• **Objective**: Extract the records below word for word and ignore the images.

* Start Records shown *

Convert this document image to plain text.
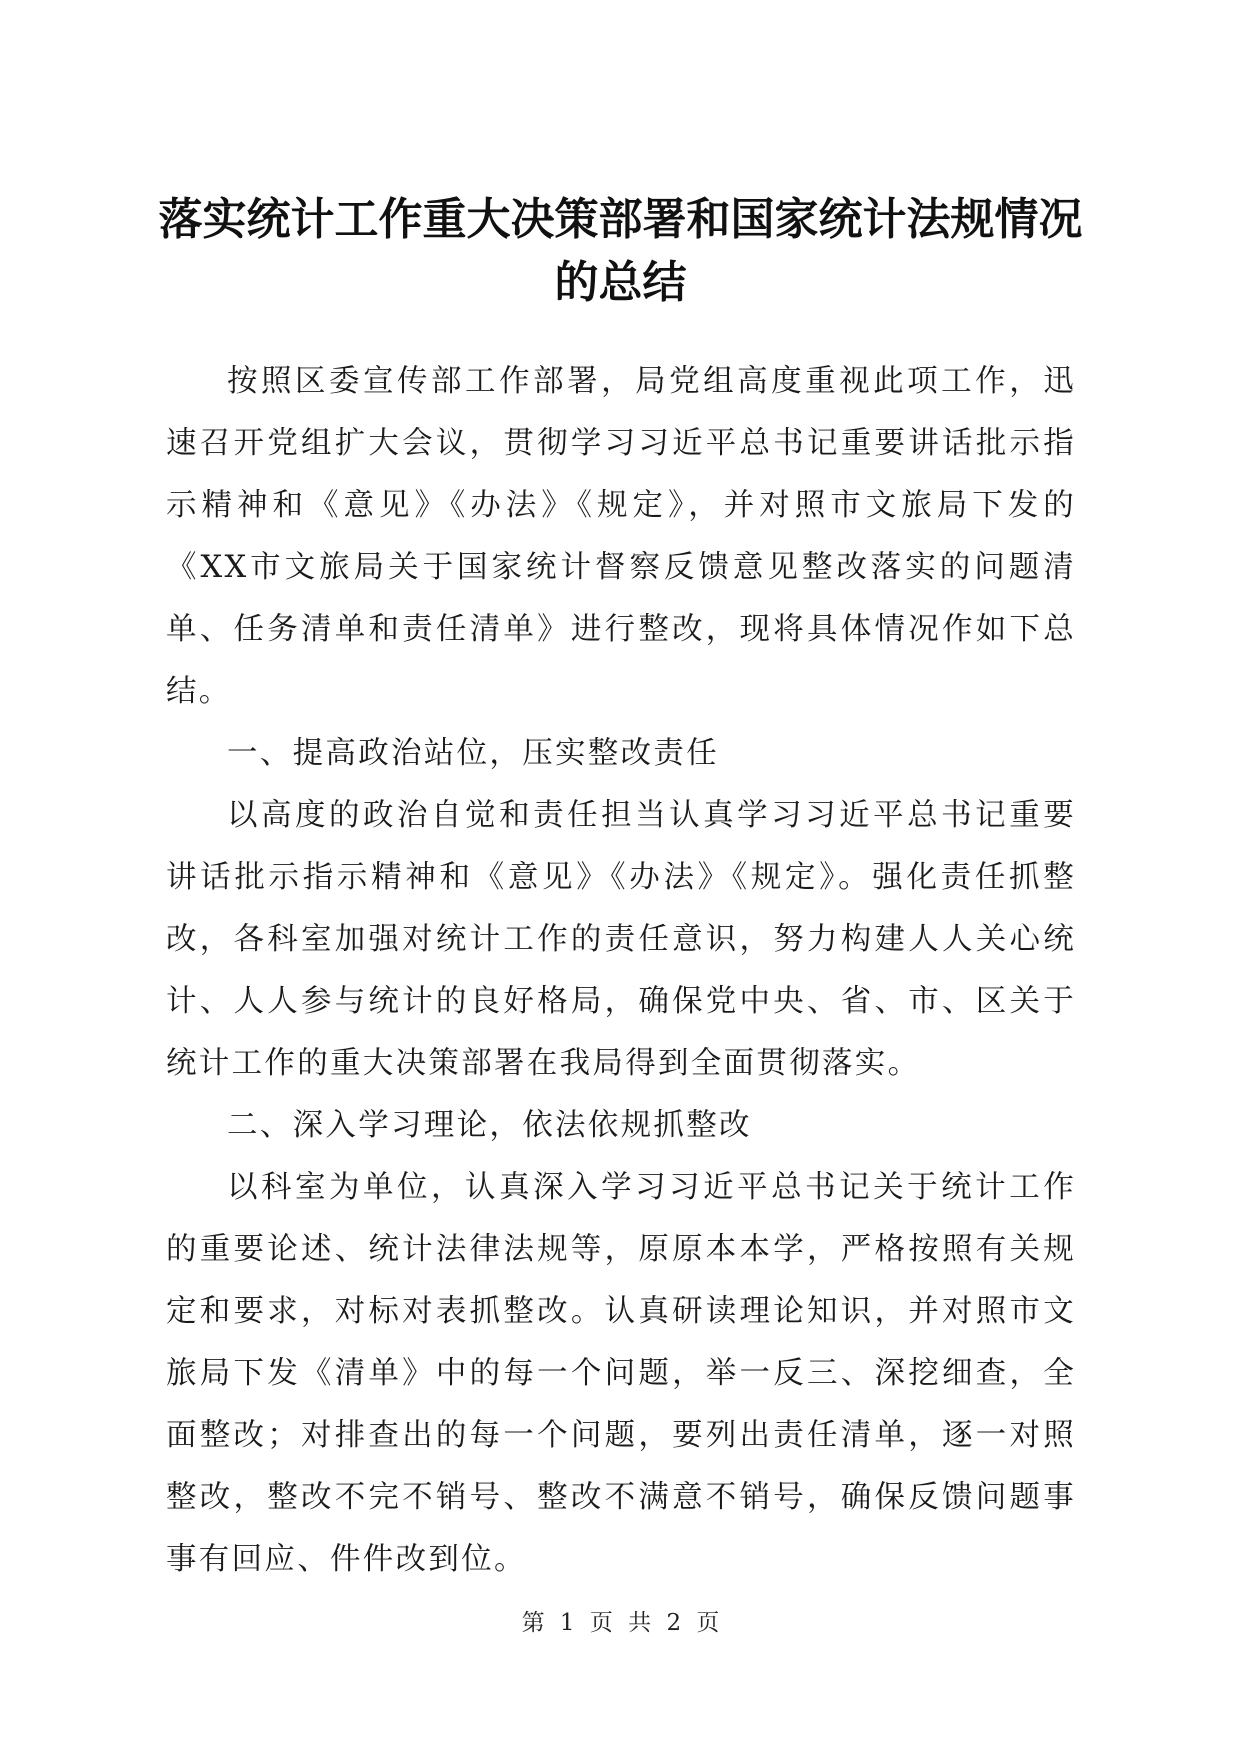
落实统计工作重大决策部署和国家统计法规情况的总结

按照区委宣传部工作部署，局党组高度重视此项工作，迅速召开党组扩大会议，贯彻学习习近平总书记重要讲话批示指示精神和《意见》《办法》《规定》，并对照市文旅局下发的《XX市文旅局关于国家统计督察反馈意见整改落实的问题清单、任务清单和责任清单》进行整改，现将具体情况作如下总结。

一、提高政治站位，压实整改责任

以高度的政治自觉和责任担当认真学习习近平总书记重要讲话批示指示精神和《意见》《办法》《规定》。强化责任抓整改，各科室加强对统计工作的责任意识，努力构建人人关心统计、人人参与统计的良好格局，确保党中央、省、市、区关于统计工作的重大决策部署在我局得到全面贯彻落实。

二、深入学习理论，依法依规抓整改

以科室为单位，认真深入学习习近平总书记关于统计工作的重要论述、统计法律法规等，原原本本学，严格按照有关规定和要求，对标对表抓整改。认真研读理论知识，并对照市文旅局下发《清单》中的每一个问题，举一反三、深挖细查，全面整改；对排查出的每一个问题，要列出责任清单，逐一对照整改，整改不完不销号、整改不满意不销号，确保反馈问题事事有回应、件件改到位。

第 1 页 共 2 页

* End Records shown *

• **Solution**:
Convert this document image to plain text.
落实统计工作重大决策部署和国家统计法规情况的总结

按照区委宣传部工作部署，局党组高度重视此项工作，迅速召开党组扩大会议，贯彻学习习近平总书记重要讲话批示指示精神和《意见》《办法》《规定》，并对照市文旅局下发的《XX市文旅局关于国家统计督察反馈意见整改落实的问题清单、任务清单和责任清单》进行整改，现将具体情况作如下总结。

一、提高政治站位，压实整改责任

以高度的政治自觉和责任担当认真学习习近平总书记重要讲话批示指示精神和《意见》《办法》《规定》。强化责任抓整改，各科室加强对统计工作的责任意识，努力构建人人关心统计、人人参与统计的良好格局，确保党中央、省、市、区关于统计工作的重大决策部署在我局得到全面贯彻落实。

二、深入学习理论，依法依规抓整改

以科室为单位，认真深入学习习近平总书记关于统计工作的重要论述、统计法律法规等，原原本本学，严格按照有关规定和要求，对标对表抓整改。认真研读理论知识，并对照市文旅局下发《清单》中的每一个问题，举一反三、深挖细查，全面整改；对排查出的每一个问题，要列出责任清单，逐一对照整改，整改不完不销号、整改不满意不销号，确保反馈问题事事有回应、件件改到位。

第 1 页 共 2 页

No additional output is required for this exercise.